**Aim**
Collect each line holding the string "유상증자를".

— BEGIN Data section —

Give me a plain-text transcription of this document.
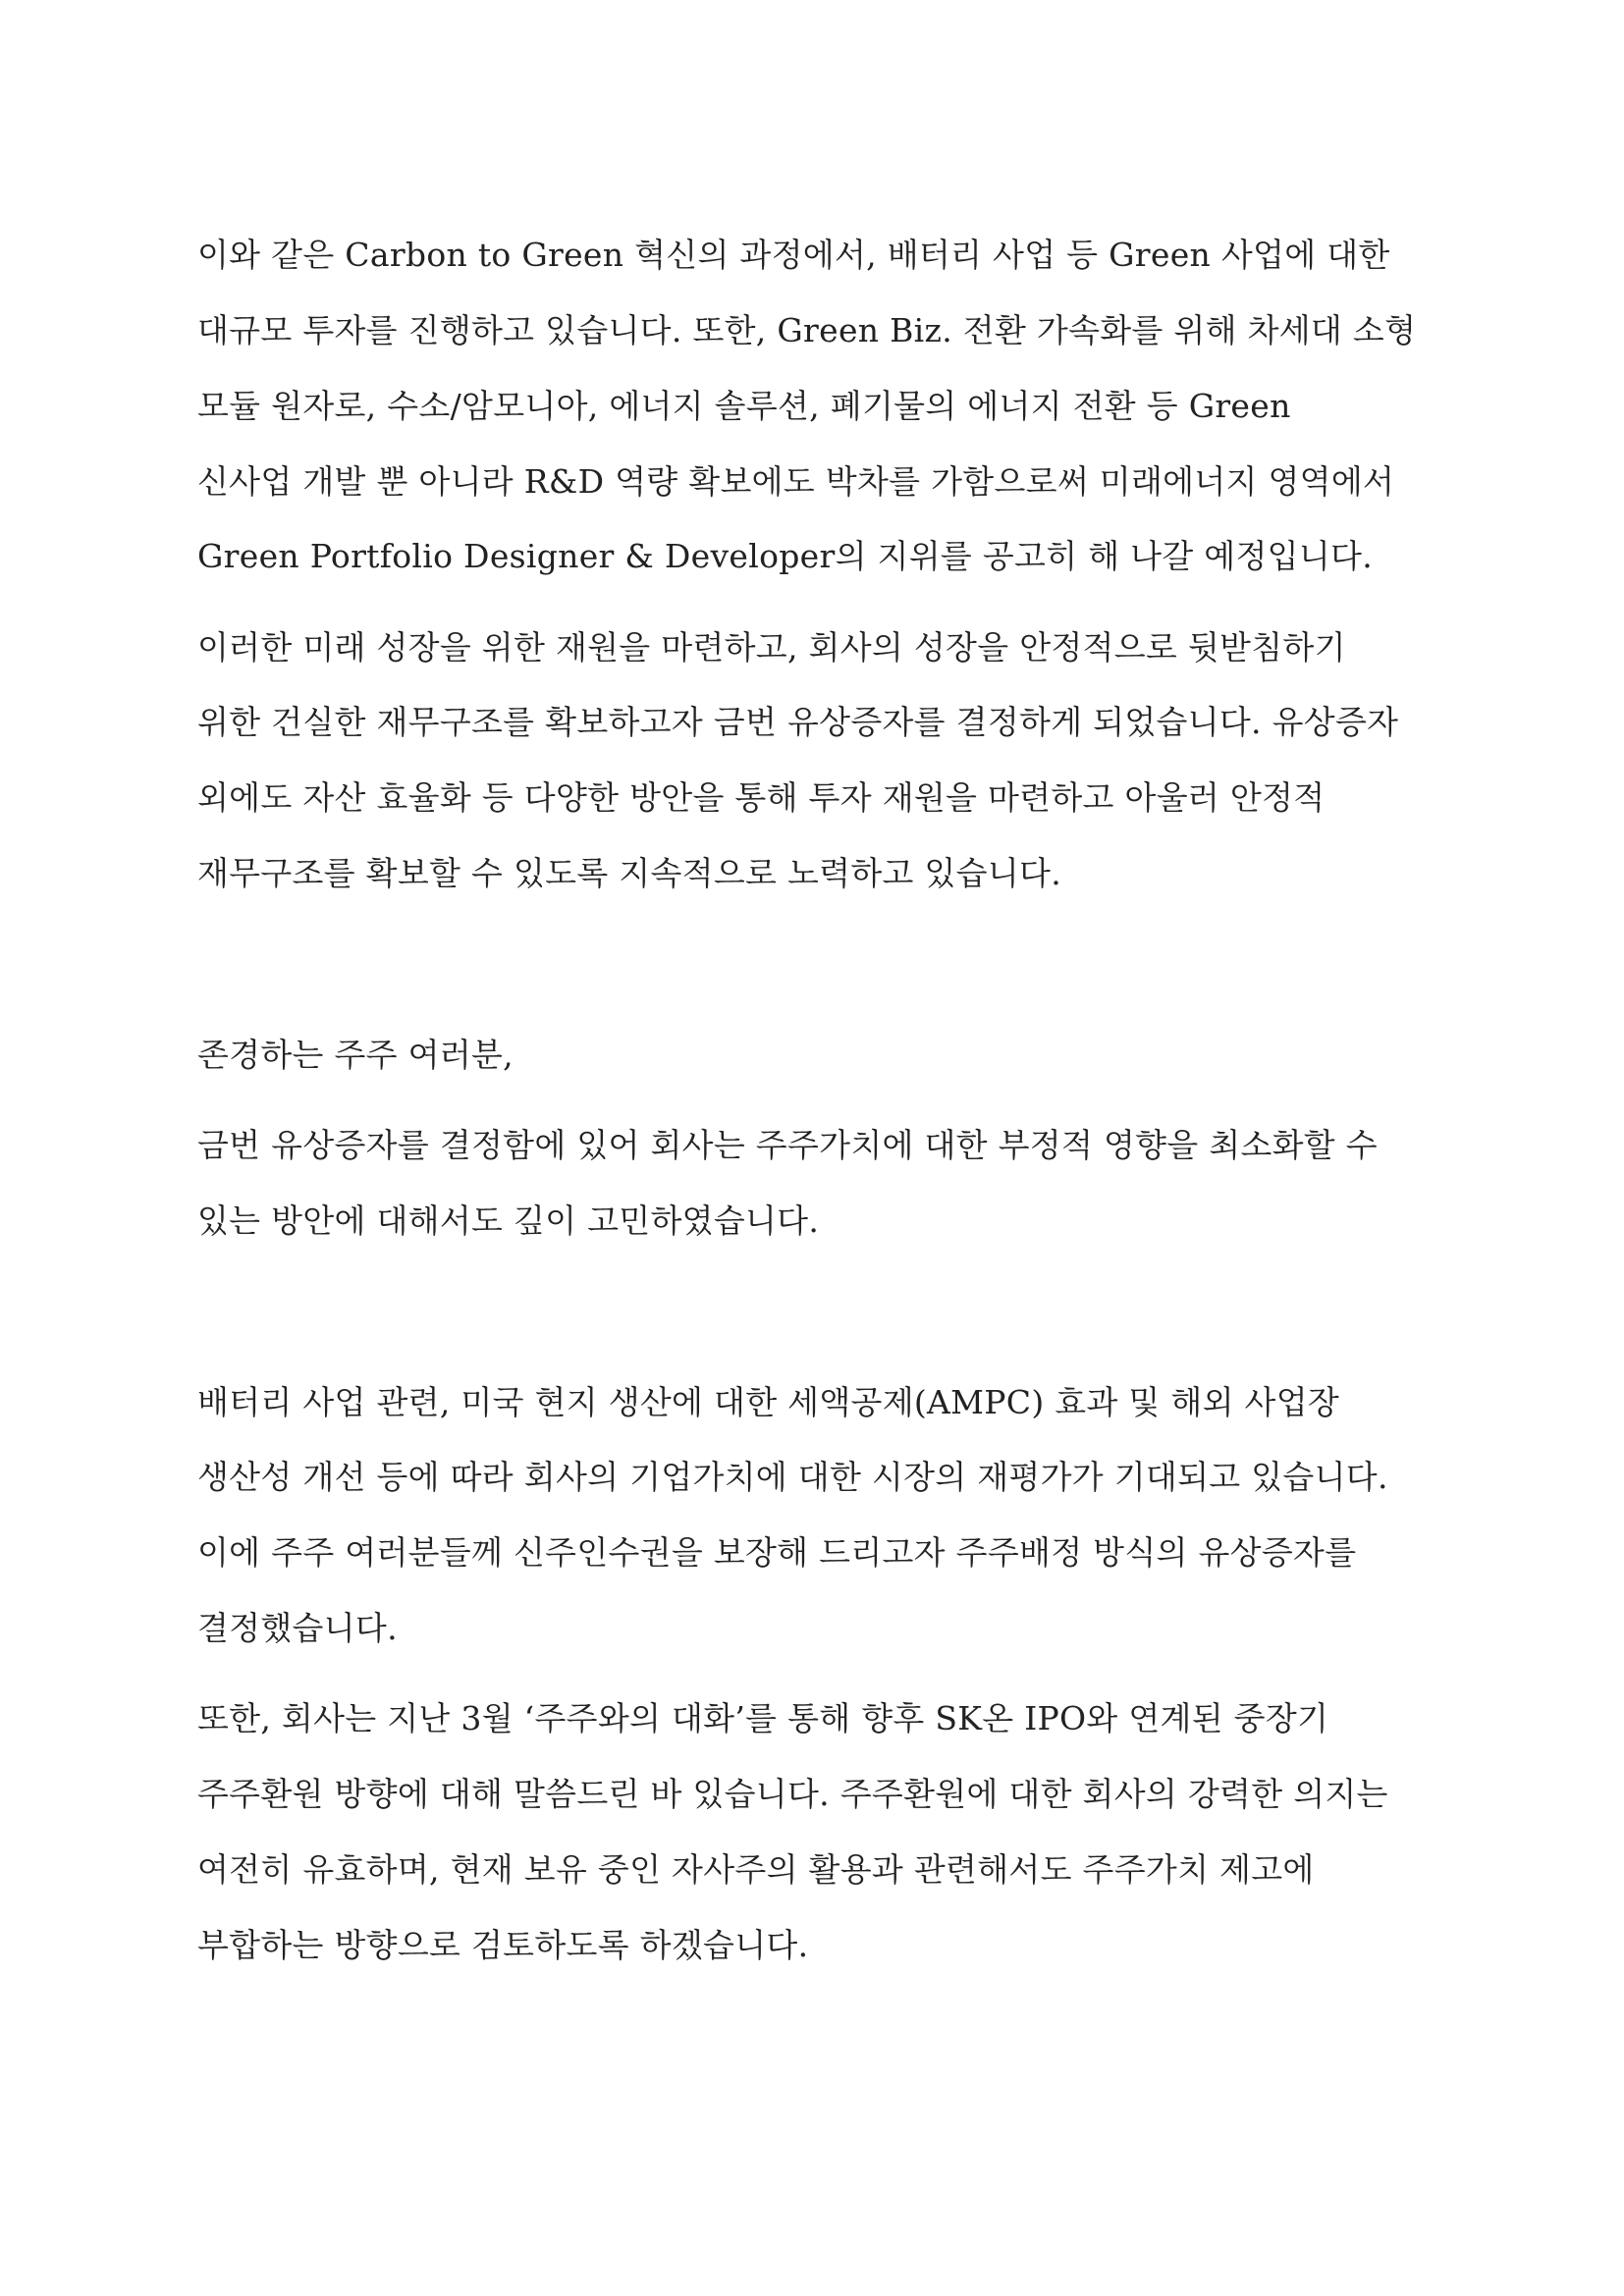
이와 같은 Carbon to Green 혁신의 과정에서, 배터리 사업 등 Green 사업에 대한
대규모 투자를 진행하고 있습니다. 또한, Green Biz. 전환 가속화를 위해 차세대 소형
모듈 원자로, 수소/암모니아, 에너지 솔루션, 폐기물의 에너지 전환 등 Green
신사업 개발 뿐 아니라 R&D 역량 확보에도 박차를 가함으로써 미래에너지 영역에서
Green Portfolio Designer & Developer의 지위를 공고히 해 나갈 예정입니다.
이러한 미래 성장을 위한 재원을 마련하고, 회사의 성장을 안정적으로 뒷받침하기
위한 건실한 재무구조를 확보하고자 금번 유상증자를 결정하게 되었습니다. 유상증자
외에도 자산 효율화 등 다양한 방안을 통해 투자 재원을 마련하고 아울러 안정적
재무구조를 확보할 수 있도록 지속적으로 노력하고 있습니다.
존경하는 주주 여러분,
금번 유상증자를 결정함에 있어 회사는 주주가치에 대한 부정적 영향을 최소화할 수
있는 방안에 대해서도 깊이 고민하였습니다.
배터리 사업 관련, 미국 현지 생산에 대한 세액공제(AMPC) 효과 및 해외 사업장
생산성 개선 등에 따라 회사의 기업가치에 대한 시장의 재평가가 기대되고 있습니다.
이에 주주 여러분들께 신주인수권을 보장해 드리고자 주주배정 방식의 유상증자를
결정했습니다.
또한, 회사는 지난 3월 ‘주주와의 대화’를 통해 향후 SK온 IPO와 연계된 중장기
주주환원 방향에 대해 말씀드린 바 있습니다. 주주환원에 대한 회사의 강력한 의지는
여전히 유효하며, 현재 보유 중인 자사주의 활용과 관련해서도 주주가치 제고에
부합하는 방향으로 검토하도록 하겠습니다.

— END Data section —

**Answer for this exercise**
위한 건실한 재무구조를 확보하고자 금번 유상증자를 결정하게 되었습니다. 유상증자
금번 유상증자를 결정함에 있어 회사는 주주가치에 대한 부정적 영향을 최소화할 수
이에 주주 여러분들께 신주인수권을 보장해 드리고자 주주배정 방식의 유상증자를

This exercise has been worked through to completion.